[Task statement]:
Leave out the pictures and copy each record below exactly.

[Rows]:

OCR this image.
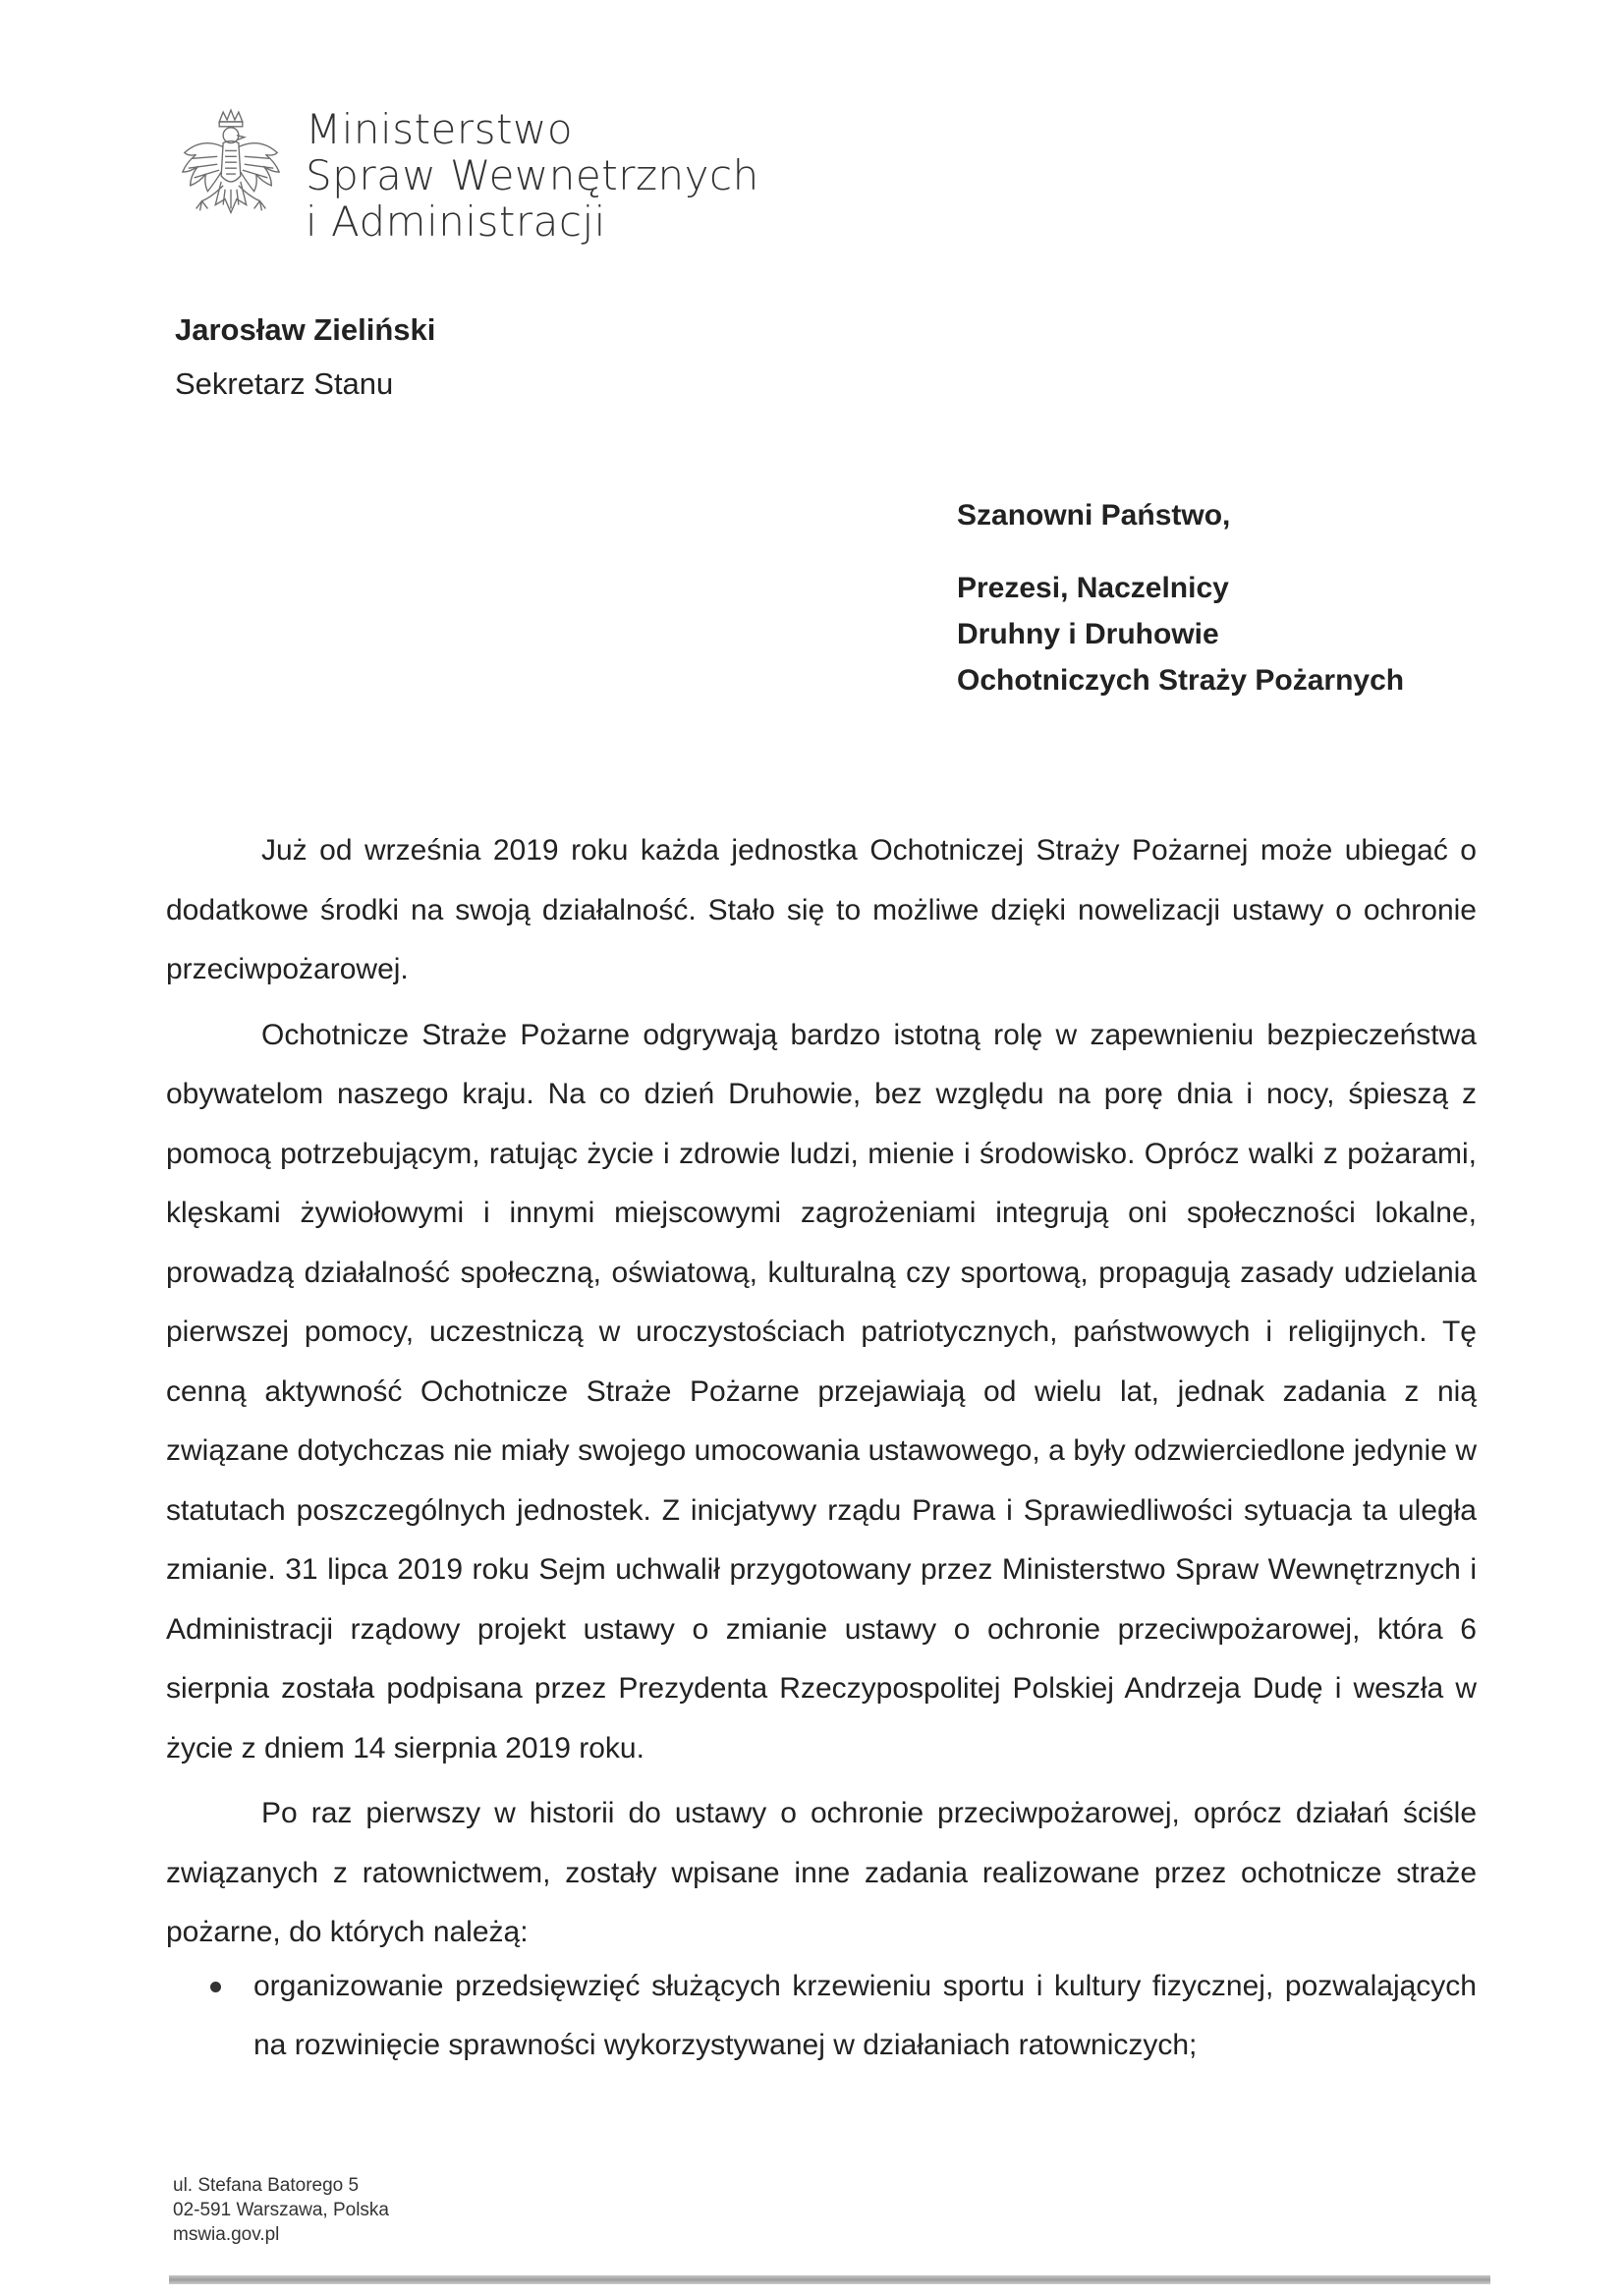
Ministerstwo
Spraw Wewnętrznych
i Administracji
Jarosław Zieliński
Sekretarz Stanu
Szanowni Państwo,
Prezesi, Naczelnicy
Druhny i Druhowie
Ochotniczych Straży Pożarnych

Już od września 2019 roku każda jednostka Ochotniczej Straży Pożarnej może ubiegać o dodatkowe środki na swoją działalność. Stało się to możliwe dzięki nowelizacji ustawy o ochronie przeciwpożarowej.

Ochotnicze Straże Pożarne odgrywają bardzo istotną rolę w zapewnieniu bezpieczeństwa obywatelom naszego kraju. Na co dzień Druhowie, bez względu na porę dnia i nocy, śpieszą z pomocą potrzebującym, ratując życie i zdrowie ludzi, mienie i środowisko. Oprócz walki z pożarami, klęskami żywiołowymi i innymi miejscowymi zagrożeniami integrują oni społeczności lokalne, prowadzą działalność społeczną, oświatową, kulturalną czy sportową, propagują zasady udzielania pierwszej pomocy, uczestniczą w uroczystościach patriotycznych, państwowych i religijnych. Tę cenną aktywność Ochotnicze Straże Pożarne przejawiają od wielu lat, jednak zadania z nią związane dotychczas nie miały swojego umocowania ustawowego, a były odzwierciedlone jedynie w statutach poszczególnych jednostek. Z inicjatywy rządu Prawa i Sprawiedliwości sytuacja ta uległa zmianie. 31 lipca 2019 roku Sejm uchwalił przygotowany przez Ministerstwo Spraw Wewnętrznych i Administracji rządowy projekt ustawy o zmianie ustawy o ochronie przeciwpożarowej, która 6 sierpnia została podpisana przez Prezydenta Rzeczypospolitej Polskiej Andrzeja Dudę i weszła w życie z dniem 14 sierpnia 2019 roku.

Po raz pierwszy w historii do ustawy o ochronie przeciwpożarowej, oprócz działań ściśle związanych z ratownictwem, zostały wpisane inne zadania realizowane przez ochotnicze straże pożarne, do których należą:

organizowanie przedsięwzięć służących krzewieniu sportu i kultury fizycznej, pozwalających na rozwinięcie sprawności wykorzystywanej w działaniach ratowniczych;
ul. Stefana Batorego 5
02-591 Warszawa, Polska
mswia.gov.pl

[Full solution]:
OCR this image.
Ministerstwo
Spraw Wewnętrznych
i Administracji
Jarosław Zieliński
Sekretarz Stanu
Szanowni Państwo,
Prezesi, Naczelnicy
Druhny i Druhowie
Ochotniczych Straży Pożarnych

Już od września 2019 roku każda jednostka Ochotniczej Straży Pożarnej może ubiegać o dodatkowe środki na swoją działalność. Stało się to możliwe dzięki nowelizacji ustawy o ochronie przeciwpożarowej.

Ochotnicze Straże Pożarne odgrywają bardzo istotną rolę w zapewnieniu bezpieczeństwa obywatelom naszego kraju. Na co dzień Druhowie, bez względu na porę dnia i nocy, śpieszą z pomocą potrzebującym, ratując życie i zdrowie ludzi, mienie i środowisko. Oprócz walki z pożarami, klęskami żywiołowymi i innymi miejscowymi zagrożeniami integrują oni społeczności lokalne, prowadzą działalność społeczną, oświatową, kulturalną czy sportową, propagują zasady udzielania pierwszej pomocy, uczestniczą w uroczystościach patriotycznych, państwowych i religijnych. Tę cenną aktywność Ochotnicze Straże Pożarne przejawiają od wielu lat, jednak zadania z nią związane dotychczas nie miały swojego umocowania ustawowego, a były odzwierciedlone jedynie w statutach poszczególnych jednostek. Z inicjatywy rządu Prawa i Sprawiedliwości sytuacja ta uległa zmianie. 31 lipca 2019 roku Sejm uchwalił przygotowany przez Ministerstwo Spraw Wewnętrznych i Administracji rządowy projekt ustawy o zmianie ustawy o ochronie przeciwpożarowej, która 6 sierpnia została podpisana przez Prezydenta Rzeczypospolitej Polskiej Andrzeja Dudę i weszła w życie z dniem 14 sierpnia 2019 roku.

Po raz pierwszy w historii do ustawy o ochronie przeciwpożarowej, oprócz działań ściśle związanych z ratownictwem, zostały wpisane inne zadania realizowane przez ochotnicze straże pożarne, do których należą:

organizowanie przedsięwzięć służących krzewieniu sportu i kultury fizycznej, pozwalających na rozwinięcie sprawności wykorzystywanej w działaniach ratowniczych;
ul. Stefana Batorego 5
02-591 Warszawa, Polska
mswia.gov.pl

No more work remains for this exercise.